Stored data entries:
"""

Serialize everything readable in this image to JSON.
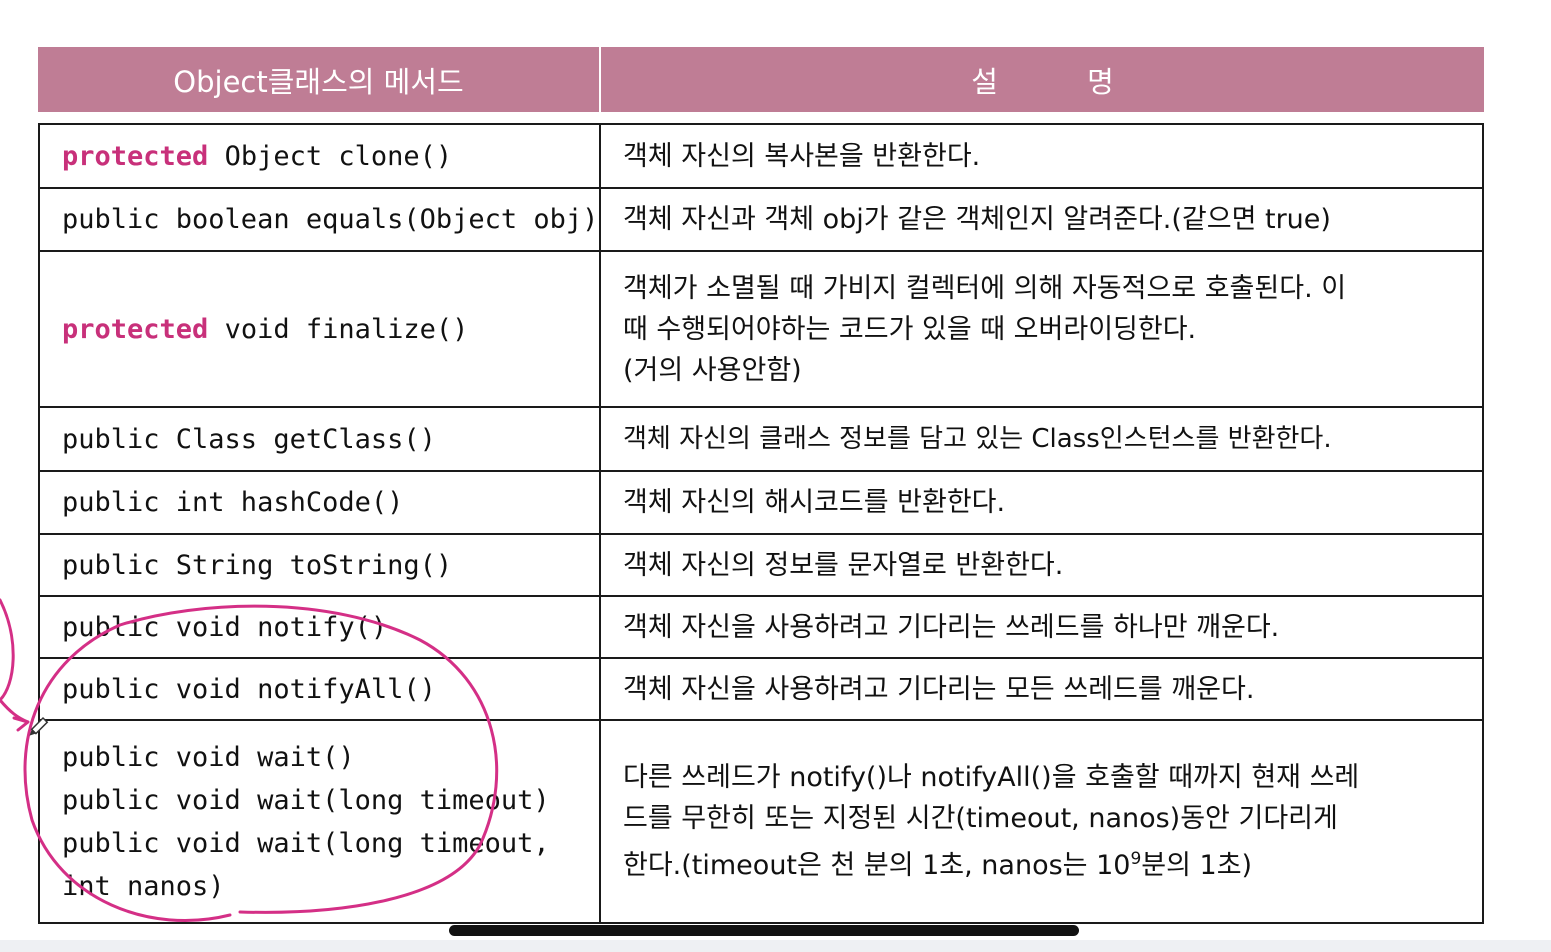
{
  "table": {
    "header": {
      "method": "Object클래스의 메서드",
      "description": "설 명"
    },
    "rows": [
      {
        "keyword": "protected",
        "signature": " Object clone()",
        "description": "객체 자신의 복사본을 반환한다."
      },
      {
        "keyword": "",
        "signature": "public boolean equals(Object obj)",
        "description": "객체 자신과 객체 obj가 같은 객체인지 알려준다.(같으면 true)"
      },
      {
        "keyword": "protected",
        "signature": " void finalize()",
        "description_lines": [
          "객체가 소멸될 때 가비지 컬렉터에 의해 자동적으로 호출된다. 이",
          "때 수행되어야하는 코드가 있을 때 오버라이딩한다.",
          "(거의 사용안함)"
        ]
      },
      {
        "keyword": "",
        "signature": "public Class getClass()",
        "description": "객체 자신의 클래스 정보를 담고 있는 Class인스턴스를 반환한다."
      },
      {
        "keyword": "",
        "signature": "public int hashCode()",
        "description": "객체 자신의 해시코드를 반환한다."
      },
      {
        "keyword": "",
        "signature": "public String toString()",
        "description": "객체 자신의 정보를 문자열로 반환한다."
      },
      {
        "keyword": "",
        "signature": "public void notify()",
        "description": "객체 자신을 사용하려고 기다리는 쓰레드를 하나만 깨운다."
      },
      {
        "keyword": "",
        "signature": "public void notifyAll()",
        "description": "객체 자신을 사용하려고 기다리는 모든 쓰레드를 깨운다."
      },
      {
        "signature_lines": [
          "public void wait()",
          "public void wait(long timeout)",
          "public void wait(long timeout,",
          "int nanos)"
        ],
        "description_lines": [
          "다른 쓰레드가 notify()나 notifyAll()을 호출할 때까지 현재 쓰레",
          "드를 무한히 또는 지정된 시간(timeout, nanos)동안 기다리게",
          "한다.(timeout은 천 분의 1초, nanos는 10"
        ],
        "superscript": "9",
        "description_tail": "분의 1초)"
      }
    ]
  },
  "colors": {
    "header_bg": "#bf7d95",
    "keyword": "#c8307a",
    "annotation": "#d42f86"
  },
  "icons": {
    "cursor": "pen-cursor-icon"
  }
}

"""

Directions:
Repeat the material above word for word, please, apart from its images.

Response:
Serialize everything readable in this image to JSON.
{
  "table": {
    "header": {
      "method": "Object클래스의 메서드",
      "description": "설 명"
    },
    "rows": [
      {
        "keyword": "protected",
        "signature": " Object clone()",
        "description": "객체 자신의 복사본을 반환한다."
      },
      {
        "keyword": "",
        "signature": "public boolean equals(Object obj)",
        "description": "객체 자신과 객체 obj가 같은 객체인지 알려준다.(같으면 true)"
      },
      {
        "keyword": "protected",
        "signature": " void finalize()",
        "description_lines": [
          "객체가 소멸될 때 가비지 컬렉터에 의해 자동적으로 호출된다. 이",
          "때 수행되어야하는 코드가 있을 때 오버라이딩한다.",
          "(거의 사용안함)"
        ]
      },
      {
        "keyword": "",
        "signature": "public Class getClass()",
        "description": "객체 자신의 클래스 정보를 담고 있는 Class인스턴스를 반환한다."
      },
      {
        "keyword": "",
        "signature": "public int hashCode()",
        "description": "객체 자신의 해시코드를 반환한다."
      },
      {
        "keyword": "",
        "signature": "public String toString()",
        "description": "객체 자신의 정보를 문자열로 반환한다."
      },
      {
        "keyword": "",
        "signature": "public void notify()",
        "description": "객체 자신을 사용하려고 기다리는 쓰레드를 하나만 깨운다."
      },
      {
        "keyword": "",
        "signature": "public void notifyAll()",
        "description": "객체 자신을 사용하려고 기다리는 모든 쓰레드를 깨운다."
      },
      {
        "signature_lines": [
          "public void wait()",
          "public void wait(long timeout)",
          "public void wait(long timeout,",
          "int nanos)"
        ],
        "description_lines": [
          "다른 쓰레드가 notify()나 notifyAll()을 호출할 때까지 현재 쓰레",
          "드를 무한히 또는 지정된 시간(timeout, nanos)동안 기다리게",
          "한다.(timeout은 천 분의 1초, nanos는 10"
        ],
        "superscript": "9",
        "description_tail": "분의 1초)"
      }
    ]
  },
  "colors": {
    "header_bg": "#bf7d95",
    "keyword": "#c8307a",
    "annotation": "#d42f86"
  },
  "icons": {
    "cursor": "pen-cursor-icon"
  }
}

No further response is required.